Given instruction. Reproduce all the material exactly, minus any pictures it holds.

Dataset entries.
==========

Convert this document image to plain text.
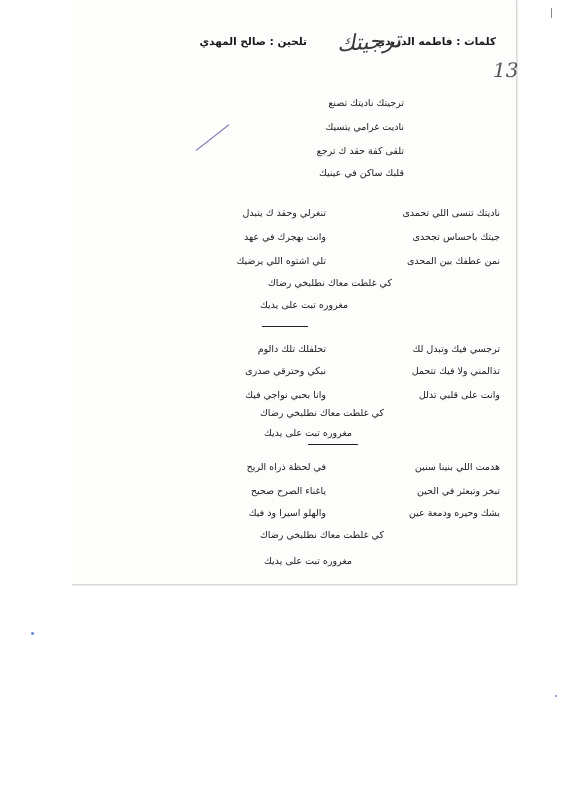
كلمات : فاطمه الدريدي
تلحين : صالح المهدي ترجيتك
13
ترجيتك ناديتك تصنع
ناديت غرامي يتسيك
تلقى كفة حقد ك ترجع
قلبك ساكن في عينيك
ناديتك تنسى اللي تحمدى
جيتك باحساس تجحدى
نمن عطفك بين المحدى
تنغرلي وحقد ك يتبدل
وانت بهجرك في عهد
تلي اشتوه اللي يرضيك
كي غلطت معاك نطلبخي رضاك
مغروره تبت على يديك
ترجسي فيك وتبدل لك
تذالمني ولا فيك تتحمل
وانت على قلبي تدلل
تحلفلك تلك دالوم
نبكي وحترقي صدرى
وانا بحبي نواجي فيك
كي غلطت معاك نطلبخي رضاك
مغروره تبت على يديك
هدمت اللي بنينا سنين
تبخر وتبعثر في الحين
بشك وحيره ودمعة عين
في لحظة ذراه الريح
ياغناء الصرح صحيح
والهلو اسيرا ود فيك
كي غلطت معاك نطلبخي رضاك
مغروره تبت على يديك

==========

Worked solution.
Convert this document image to plain text.
كلمات : فاطمه الدريدي
تلحين : صالح المهدي ترجيتك
13
ترجيتك ناديتك تصنع
ناديت غرامي يتسيك
تلقى كفة حقد ك ترجع
قلبك ساكن في عينيك
ناديتك تنسى اللي تحمدى
جيتك باحساس تجحدى
نمن عطفك بين المحدى
تنغرلي وحقد ك يتبدل
وانت بهجرك في عهد
تلي اشتوه اللي يرضيك
كي غلطت معاك نطلبخي رضاك
مغروره تبت على يديك
ترجسي فيك وتبدل لك
تذالمني ولا فيك تتحمل
وانت على قلبي تدلل
تحلفلك تلك دالوم
نبكي وحترقي صدرى
وانا بحبي نواجي فيك
كي غلطت معاك نطلبخي رضاك
مغروره تبت على يديك
هدمت اللي بنينا سنين
تبخر وتبعثر في الحين
بشك وحيره ودمعة عين
في لحظة ذراه الريح
ياغناء الصرح صحيح
والهلو اسيرا ود فيك
كي غلطت معاك نطلبخي رضاك
مغروره تبت على يديك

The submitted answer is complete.